Job. Render the following material again verbatim, leaving nothing out.

Records supplied.
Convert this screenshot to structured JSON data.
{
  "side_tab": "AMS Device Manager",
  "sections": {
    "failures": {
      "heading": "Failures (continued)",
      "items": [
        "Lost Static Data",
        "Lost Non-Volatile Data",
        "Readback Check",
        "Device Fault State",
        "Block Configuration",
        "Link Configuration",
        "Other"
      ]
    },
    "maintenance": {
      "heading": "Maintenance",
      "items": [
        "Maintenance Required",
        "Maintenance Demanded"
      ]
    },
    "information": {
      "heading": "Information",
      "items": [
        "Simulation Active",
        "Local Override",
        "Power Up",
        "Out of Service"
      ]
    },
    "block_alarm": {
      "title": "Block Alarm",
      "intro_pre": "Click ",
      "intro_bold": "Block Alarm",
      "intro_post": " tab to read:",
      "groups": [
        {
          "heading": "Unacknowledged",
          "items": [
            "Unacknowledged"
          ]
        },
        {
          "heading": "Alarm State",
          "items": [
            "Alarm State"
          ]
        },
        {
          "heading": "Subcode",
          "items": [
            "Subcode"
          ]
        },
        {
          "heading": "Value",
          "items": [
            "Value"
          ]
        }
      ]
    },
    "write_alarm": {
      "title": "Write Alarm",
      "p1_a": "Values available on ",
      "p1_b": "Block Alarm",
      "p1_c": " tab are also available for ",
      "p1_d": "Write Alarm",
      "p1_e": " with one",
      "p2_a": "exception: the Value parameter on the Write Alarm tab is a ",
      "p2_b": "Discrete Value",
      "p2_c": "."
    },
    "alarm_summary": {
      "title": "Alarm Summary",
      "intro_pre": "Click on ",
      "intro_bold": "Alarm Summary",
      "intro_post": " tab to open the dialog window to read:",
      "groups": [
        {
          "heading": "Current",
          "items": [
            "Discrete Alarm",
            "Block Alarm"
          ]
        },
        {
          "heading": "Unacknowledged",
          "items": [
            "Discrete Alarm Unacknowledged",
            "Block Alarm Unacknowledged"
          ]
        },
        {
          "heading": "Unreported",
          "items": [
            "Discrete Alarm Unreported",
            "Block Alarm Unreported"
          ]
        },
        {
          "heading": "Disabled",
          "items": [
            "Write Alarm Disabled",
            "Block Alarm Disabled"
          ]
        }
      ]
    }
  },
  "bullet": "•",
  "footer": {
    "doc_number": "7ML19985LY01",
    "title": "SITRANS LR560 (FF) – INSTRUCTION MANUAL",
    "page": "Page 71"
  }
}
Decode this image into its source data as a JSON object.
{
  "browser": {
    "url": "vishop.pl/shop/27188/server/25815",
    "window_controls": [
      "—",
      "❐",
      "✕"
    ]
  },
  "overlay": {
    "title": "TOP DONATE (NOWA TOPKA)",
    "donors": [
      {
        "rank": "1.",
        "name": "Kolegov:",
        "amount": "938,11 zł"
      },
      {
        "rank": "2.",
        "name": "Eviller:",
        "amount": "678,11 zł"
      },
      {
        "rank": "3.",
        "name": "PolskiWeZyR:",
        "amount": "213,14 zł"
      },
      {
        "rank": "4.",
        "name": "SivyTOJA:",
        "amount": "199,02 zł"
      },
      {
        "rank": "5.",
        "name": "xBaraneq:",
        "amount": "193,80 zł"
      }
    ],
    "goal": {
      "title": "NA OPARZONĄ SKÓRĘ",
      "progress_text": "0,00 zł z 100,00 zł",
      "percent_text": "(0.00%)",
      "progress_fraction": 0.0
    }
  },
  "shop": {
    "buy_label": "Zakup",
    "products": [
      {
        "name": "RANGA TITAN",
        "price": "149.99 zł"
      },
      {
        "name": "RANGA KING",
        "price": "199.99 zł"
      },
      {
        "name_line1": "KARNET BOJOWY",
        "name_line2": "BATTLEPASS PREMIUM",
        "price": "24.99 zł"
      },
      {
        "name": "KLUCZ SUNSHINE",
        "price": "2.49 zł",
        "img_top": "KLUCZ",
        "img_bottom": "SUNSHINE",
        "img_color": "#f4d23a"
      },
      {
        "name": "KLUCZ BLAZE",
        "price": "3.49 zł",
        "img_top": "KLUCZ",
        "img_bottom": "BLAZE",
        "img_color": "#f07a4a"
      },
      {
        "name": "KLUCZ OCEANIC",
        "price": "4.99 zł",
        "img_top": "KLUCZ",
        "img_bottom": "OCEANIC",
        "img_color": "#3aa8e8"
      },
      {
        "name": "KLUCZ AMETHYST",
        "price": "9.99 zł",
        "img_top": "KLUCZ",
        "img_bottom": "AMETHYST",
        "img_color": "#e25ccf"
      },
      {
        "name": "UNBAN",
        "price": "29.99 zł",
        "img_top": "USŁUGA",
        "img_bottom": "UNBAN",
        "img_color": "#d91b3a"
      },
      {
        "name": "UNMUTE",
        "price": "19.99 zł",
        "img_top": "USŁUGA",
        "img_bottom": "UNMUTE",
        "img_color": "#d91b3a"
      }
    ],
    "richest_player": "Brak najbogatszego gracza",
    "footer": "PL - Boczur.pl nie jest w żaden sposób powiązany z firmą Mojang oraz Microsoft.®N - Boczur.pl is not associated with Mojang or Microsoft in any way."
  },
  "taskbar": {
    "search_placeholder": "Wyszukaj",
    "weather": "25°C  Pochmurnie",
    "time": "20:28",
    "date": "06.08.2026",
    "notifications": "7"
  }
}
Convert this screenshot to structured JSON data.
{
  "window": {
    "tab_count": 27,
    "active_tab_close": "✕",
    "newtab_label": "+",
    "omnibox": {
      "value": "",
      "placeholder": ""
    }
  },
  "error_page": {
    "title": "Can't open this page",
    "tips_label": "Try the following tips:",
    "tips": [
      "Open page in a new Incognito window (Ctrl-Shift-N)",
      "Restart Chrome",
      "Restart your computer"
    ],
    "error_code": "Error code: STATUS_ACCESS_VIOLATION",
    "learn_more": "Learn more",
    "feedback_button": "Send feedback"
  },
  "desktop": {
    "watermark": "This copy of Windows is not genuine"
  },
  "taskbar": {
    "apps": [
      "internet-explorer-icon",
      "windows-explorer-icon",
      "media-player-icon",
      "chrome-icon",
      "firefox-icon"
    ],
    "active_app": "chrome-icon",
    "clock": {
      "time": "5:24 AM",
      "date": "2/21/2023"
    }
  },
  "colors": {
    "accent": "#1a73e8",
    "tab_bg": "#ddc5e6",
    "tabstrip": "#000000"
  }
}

Full output.
Convert this screenshot to structured JSON data.
{
  "side_tab": "AMS Device Manager",
  "sections": {
    "failures": {
      "heading": "Failures (continued)",
      "items": [
        "Lost Static Data",
        "Lost Non-Volatile Data",
        "Readback Check",
        "Device Fault State",
        "Block Configuration",
        "Link Configuration",
        "Other"
      ]
    },
    "maintenance": {
      "heading": "Maintenance",
      "items": [
        "Maintenance Required",
        "Maintenance Demanded"
      ]
    },
    "information": {
      "heading": "Information",
      "items": [
        "Simulation Active",
        "Local Override",
        "Power Up",
        "Out of Service"
      ]
    },
    "block_alarm": {
      "title": "Block Alarm",
      "intro_pre": "Click ",
      "intro_bold": "Block Alarm",
      "intro_post": " tab to read:",
      "groups": [
        {
          "heading": "Unacknowledged",
          "items": [
            "Unacknowledged"
          ]
        },
        {
          "heading": "Alarm State",
          "items": [
            "Alarm State"
          ]
        },
        {
          "heading": "Subcode",
          "items": [
            "Subcode"
          ]
        },
        {
          "heading": "Value",
          "items": [
            "Value"
          ]
        }
      ]
    },
    "write_alarm": {
      "title": "Write Alarm",
      "p1_a": "Values available on ",
      "p1_b": "Block Alarm",
      "p1_c": " tab are also available for ",
      "p1_d": "Write Alarm",
      "p1_e": " with one",
      "p2_a": "exception: the Value parameter on the Write Alarm tab is a ",
      "p2_b": "Discrete Value",
      "p2_c": "."
    },
    "alarm_summary": {
      "title": "Alarm Summary",
      "intro_pre": "Click on ",
      "intro_bold": "Alarm Summary",
      "intro_post": " tab to open the dialog window to read:",
      "groups": [
        {
          "heading": "Current",
          "items": [
            "Discrete Alarm",
            "Block Alarm"
          ]
        },
        {
          "heading": "Unacknowledged",
          "items": [
            "Discrete Alarm Unacknowledged",
            "Block Alarm Unacknowledged"
          ]
        },
        {
          "heading": "Unreported",
          "items": [
            "Discrete Alarm Unreported",
            "Block Alarm Unreported"
          ]
        },
        {
          "heading": "Disabled",
          "items": [
            "Write Alarm Disabled",
            "Block Alarm Disabled"
          ]
        }
      ]
    }
  },
  "bullet": "•",
  "footer": {
    "doc_number": "7ML19985LY01",
    "title": "SITRANS LR560 (FF) – INSTRUCTION MANUAL",
    "page": "Page 71"
  }
}
Decode this image into its source data as a JSON object.
{
  "browser": {
    "url": "vishop.pl/shop/27188/server/25815",
    "window_controls": [
      "—",
      "❐",
      "✕"
    ]
  },
  "overlay": {
    "title": "TOP DONATE (NOWA TOPKA)",
    "donors": [
      {
        "rank": "1.",
        "name": "Kolegov:",
        "amount": "938,11 zł"
      },
      {
        "rank": "2.",
        "name": "Eviller:",
        "amount": "678,11 zł"
      },
      {
        "rank": "3.",
        "name": "PolskiWeZyR:",
        "amount": "213,14 zł"
      },
      {
        "rank": "4.",
        "name": "SivyTOJA:",
        "amount": "199,02 zł"
      },
      {
        "rank": "5.",
        "name": "xBaraneq:",
        "amount": "193,80 zł"
      }
    ],
    "goal": {
      "title": "NA OPARZONĄ SKÓRĘ",
      "progress_text": "0,00 zł z 100,00 zł",
      "percent_text": "(0.00%)",
      "progress_fraction": 0.0
    }
  },
  "shop": {
    "buy_label": "Zakup",
    "products": [
      {
        "name": "RANGA TITAN",
        "price": "149.99 zł"
      },
      {
        "name": "RANGA KING",
        "price": "199.99 zł"
      },
      {
        "name_line1": "KARNET BOJOWY",
        "name_line2": "BATTLEPASS PREMIUM",
        "price": "24.99 zł"
      },
      {
        "name": "KLUCZ SUNSHINE",
        "price": "2.49 zł",
        "img_top": "KLUCZ",
        "img_bottom": "SUNSHINE",
        "img_color": "#f4d23a"
      },
      {
        "name": "KLUCZ BLAZE",
        "price": "3.49 zł",
        "img_top": "KLUCZ",
        "img_bottom": "BLAZE",
        "img_color": "#f07a4a"
      },
      {
        "name": "KLUCZ OCEANIC",
        "price": "4.99 zł",
        "img_top": "KLUCZ",
        "img_bottom": "OCEANIC",
        "img_color": "#3aa8e8"
      },
      {
        "name": "KLUCZ AMETHYST",
        "price": "9.99 zł",
        "img_top": "KLUCZ",
        "img_bottom": "AMETHYST",
        "img_color": "#e25ccf"
      },
      {
        "name": "UNBAN",
        "price": "29.99 zł",
        "img_top": "USŁUGA",
        "img_bottom": "UNBAN",
        "img_color": "#d91b3a"
      },
      {
        "name": "UNMUTE",
        "price": "19.99 zł",
        "img_top": "USŁUGA",
        "img_bottom": "UNMUTE",
        "img_color": "#d91b3a"
      }
    ],
    "richest_player": "Brak najbogatszego gracza",
    "footer": "PL - Boczur.pl nie jest w żaden sposób powiązany z firmą Mojang oraz Microsoft.®N - Boczur.pl is not associated with Mojang or Microsoft in any way."
  },
  "taskbar": {
    "search_placeholder": "Wyszukaj",
    "weather": "25°C  Pochmurnie",
    "time": "20:28",
    "date": "06.08.2026",
    "notifications": "7"
  }
}
Convert this screenshot to structured JSON data.
{
  "window": {
    "tab_count": 27,
    "active_tab_close": "✕",
    "newtab_label": "+",
    "omnibox": {
      "value": "",
      "placeholder": ""
    }
  },
  "error_page": {
    "title": "Can't open this page",
    "tips_label": "Try the following tips:",
    "tips": [
      "Open page in a new Incognito window (Ctrl-Shift-N)",
      "Restart Chrome",
      "Restart your computer"
    ],
    "error_code": "Error code: STATUS_ACCESS_VIOLATION",
    "learn_more": "Learn more",
    "feedback_button": "Send feedback"
  },
  "desktop": {
    "watermark": "This copy of Windows is not genuine"
  },
  "taskbar": {
    "apps": [
      "internet-explorer-icon",
      "windows-explorer-icon",
      "media-player-icon",
      "chrome-icon",
      "firefox-icon"
    ],
    "active_app": "chrome-icon",
    "clock": {
      "time": "5:24 AM",
      "date": "2/21/2023"
    }
  },
  "colors": {
    "accent": "#1a73e8",
    "tab_bg": "#ddc5e6",
    "tabstrip": "#000000"
  }
}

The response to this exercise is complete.